== PROBLEM DETAILS ==
Without the pictures, set down every record below exactly as it reads.
• • • •
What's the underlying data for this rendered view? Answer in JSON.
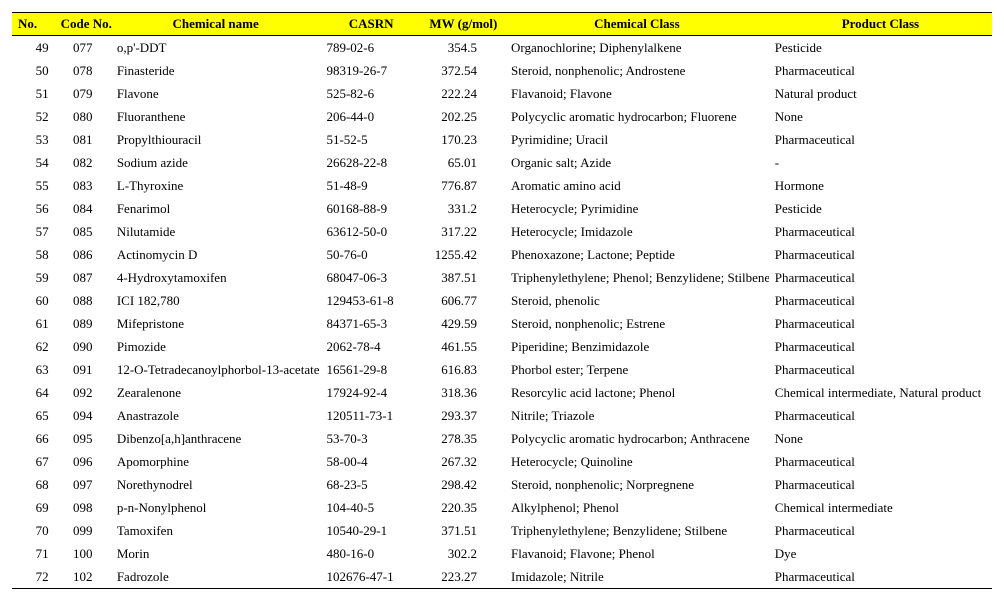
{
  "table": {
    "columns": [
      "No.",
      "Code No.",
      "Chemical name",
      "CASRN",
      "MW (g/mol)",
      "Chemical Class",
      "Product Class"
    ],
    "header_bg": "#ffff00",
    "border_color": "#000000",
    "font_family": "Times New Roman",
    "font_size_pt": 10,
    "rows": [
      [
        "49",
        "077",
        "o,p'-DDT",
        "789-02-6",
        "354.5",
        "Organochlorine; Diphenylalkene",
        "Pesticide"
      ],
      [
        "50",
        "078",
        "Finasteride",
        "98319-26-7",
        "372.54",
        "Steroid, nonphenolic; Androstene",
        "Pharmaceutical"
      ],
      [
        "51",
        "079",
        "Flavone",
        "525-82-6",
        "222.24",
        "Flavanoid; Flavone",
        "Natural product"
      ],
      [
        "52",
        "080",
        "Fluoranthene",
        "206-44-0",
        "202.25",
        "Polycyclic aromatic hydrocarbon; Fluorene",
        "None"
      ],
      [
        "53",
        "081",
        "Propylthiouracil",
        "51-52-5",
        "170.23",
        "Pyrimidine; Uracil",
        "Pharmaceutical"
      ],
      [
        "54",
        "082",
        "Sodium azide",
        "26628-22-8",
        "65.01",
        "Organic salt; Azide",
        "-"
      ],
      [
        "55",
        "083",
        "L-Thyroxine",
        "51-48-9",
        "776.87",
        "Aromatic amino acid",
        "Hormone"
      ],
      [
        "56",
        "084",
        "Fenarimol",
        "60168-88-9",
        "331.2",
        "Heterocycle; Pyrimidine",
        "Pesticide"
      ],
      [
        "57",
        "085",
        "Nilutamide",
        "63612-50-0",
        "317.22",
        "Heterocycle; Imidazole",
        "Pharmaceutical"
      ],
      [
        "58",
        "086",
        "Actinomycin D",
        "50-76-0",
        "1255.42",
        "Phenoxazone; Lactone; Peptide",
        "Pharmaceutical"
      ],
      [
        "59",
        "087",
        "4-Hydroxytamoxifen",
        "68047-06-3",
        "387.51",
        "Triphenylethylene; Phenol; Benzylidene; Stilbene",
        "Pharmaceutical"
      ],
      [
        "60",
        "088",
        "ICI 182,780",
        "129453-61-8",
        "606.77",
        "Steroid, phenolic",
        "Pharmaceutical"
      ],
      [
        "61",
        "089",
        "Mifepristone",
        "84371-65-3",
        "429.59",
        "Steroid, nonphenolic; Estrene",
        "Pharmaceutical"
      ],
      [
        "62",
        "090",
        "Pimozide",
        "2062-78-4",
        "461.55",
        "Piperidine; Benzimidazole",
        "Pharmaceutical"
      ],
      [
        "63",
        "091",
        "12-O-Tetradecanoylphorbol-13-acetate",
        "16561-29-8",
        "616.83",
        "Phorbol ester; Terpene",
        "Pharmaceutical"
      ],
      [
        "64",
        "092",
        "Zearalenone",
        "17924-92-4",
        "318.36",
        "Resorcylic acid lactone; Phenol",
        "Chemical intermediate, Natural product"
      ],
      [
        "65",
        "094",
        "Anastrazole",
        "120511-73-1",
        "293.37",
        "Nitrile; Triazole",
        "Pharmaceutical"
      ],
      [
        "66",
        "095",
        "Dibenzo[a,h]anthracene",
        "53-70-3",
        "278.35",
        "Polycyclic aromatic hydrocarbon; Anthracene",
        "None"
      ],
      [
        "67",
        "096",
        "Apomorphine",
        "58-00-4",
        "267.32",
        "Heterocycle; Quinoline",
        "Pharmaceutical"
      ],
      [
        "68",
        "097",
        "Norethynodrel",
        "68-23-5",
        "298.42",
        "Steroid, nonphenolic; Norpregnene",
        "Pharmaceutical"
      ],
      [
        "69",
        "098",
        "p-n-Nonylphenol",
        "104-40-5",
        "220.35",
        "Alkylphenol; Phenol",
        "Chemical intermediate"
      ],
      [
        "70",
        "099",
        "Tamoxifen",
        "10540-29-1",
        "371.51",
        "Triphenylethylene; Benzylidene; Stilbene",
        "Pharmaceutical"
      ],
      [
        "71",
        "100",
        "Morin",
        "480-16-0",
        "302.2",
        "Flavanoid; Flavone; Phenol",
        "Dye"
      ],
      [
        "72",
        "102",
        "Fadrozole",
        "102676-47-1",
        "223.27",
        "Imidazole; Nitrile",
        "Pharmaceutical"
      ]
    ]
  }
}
• • • •
== EXERCISE OUTPUT ==
What's the underlying data for this rendered view? Answer in JSON.
{
  "table": {
    "columns": [
      "No.",
      "Code No.",
      "Chemical name",
      "CASRN",
      "MW (g/mol)",
      "Chemical Class",
      "Product Class"
    ],
    "header_bg": "#ffff00",
    "border_color": "#000000",
    "font_family": "Times New Roman",
    "font_size_pt": 10,
    "rows": [
      [
        "49",
        "077",
        "o,p'-DDT",
        "789-02-6",
        "354.5",
        "Organochlorine; Diphenylalkene",
        "Pesticide"
      ],
      [
        "50",
        "078",
        "Finasteride",
        "98319-26-7",
        "372.54",
        "Steroid, nonphenolic; Androstene",
        "Pharmaceutical"
      ],
      [
        "51",
        "079",
        "Flavone",
        "525-82-6",
        "222.24",
        "Flavanoid; Flavone",
        "Natural product"
      ],
      [
        "52",
        "080",
        "Fluoranthene",
        "206-44-0",
        "202.25",
        "Polycyclic aromatic hydrocarbon; Fluorene",
        "None"
      ],
      [
        "53",
        "081",
        "Propylthiouracil",
        "51-52-5",
        "170.23",
        "Pyrimidine; Uracil",
        "Pharmaceutical"
      ],
      [
        "54",
        "082",
        "Sodium azide",
        "26628-22-8",
        "65.01",
        "Organic salt; Azide",
        "-"
      ],
      [
        "55",
        "083",
        "L-Thyroxine",
        "51-48-9",
        "776.87",
        "Aromatic amino acid",
        "Hormone"
      ],
      [
        "56",
        "084",
        "Fenarimol",
        "60168-88-9",
        "331.2",
        "Heterocycle; Pyrimidine",
        "Pesticide"
      ],
      [
        "57",
        "085",
        "Nilutamide",
        "63612-50-0",
        "317.22",
        "Heterocycle; Imidazole",
        "Pharmaceutical"
      ],
      [
        "58",
        "086",
        "Actinomycin D",
        "50-76-0",
        "1255.42",
        "Phenoxazone; Lactone; Peptide",
        "Pharmaceutical"
      ],
      [
        "59",
        "087",
        "4-Hydroxytamoxifen",
        "68047-06-3",
        "387.51",
        "Triphenylethylene; Phenol; Benzylidene; Stilbene",
        "Pharmaceutical"
      ],
      [
        "60",
        "088",
        "ICI 182,780",
        "129453-61-8",
        "606.77",
        "Steroid, phenolic",
        "Pharmaceutical"
      ],
      [
        "61",
        "089",
        "Mifepristone",
        "84371-65-3",
        "429.59",
        "Steroid, nonphenolic; Estrene",
        "Pharmaceutical"
      ],
      [
        "62",
        "090",
        "Pimozide",
        "2062-78-4",
        "461.55",
        "Piperidine; Benzimidazole",
        "Pharmaceutical"
      ],
      [
        "63",
        "091",
        "12-O-Tetradecanoylphorbol-13-acetate",
        "16561-29-8",
        "616.83",
        "Phorbol ester; Terpene",
        "Pharmaceutical"
      ],
      [
        "64",
        "092",
        "Zearalenone",
        "17924-92-4",
        "318.36",
        "Resorcylic acid lactone; Phenol",
        "Chemical intermediate, Natural product"
      ],
      [
        "65",
        "094",
        "Anastrazole",
        "120511-73-1",
        "293.37",
        "Nitrile; Triazole",
        "Pharmaceutical"
      ],
      [
        "66",
        "095",
        "Dibenzo[a,h]anthracene",
        "53-70-3",
        "278.35",
        "Polycyclic aromatic hydrocarbon; Anthracene",
        "None"
      ],
      [
        "67",
        "096",
        "Apomorphine",
        "58-00-4",
        "267.32",
        "Heterocycle; Quinoline",
        "Pharmaceutical"
      ],
      [
        "68",
        "097",
        "Norethynodrel",
        "68-23-5",
        "298.42",
        "Steroid, nonphenolic; Norpregnene",
        "Pharmaceutical"
      ],
      [
        "69",
        "098",
        "p-n-Nonylphenol",
        "104-40-5",
        "220.35",
        "Alkylphenol; Phenol",
        "Chemical intermediate"
      ],
      [
        "70",
        "099",
        "Tamoxifen",
        "10540-29-1",
        "371.51",
        "Triphenylethylene; Benzylidene; Stilbene",
        "Pharmaceutical"
      ],
      [
        "71",
        "100",
        "Morin",
        "480-16-0",
        "302.2",
        "Flavanoid; Flavone; Phenol",
        "Dye"
      ],
      [
        "72",
        "102",
        "Fadrozole",
        "102676-47-1",
        "223.27",
        "Imidazole; Nitrile",
        "Pharmaceutical"
      ]
    ]
  }
}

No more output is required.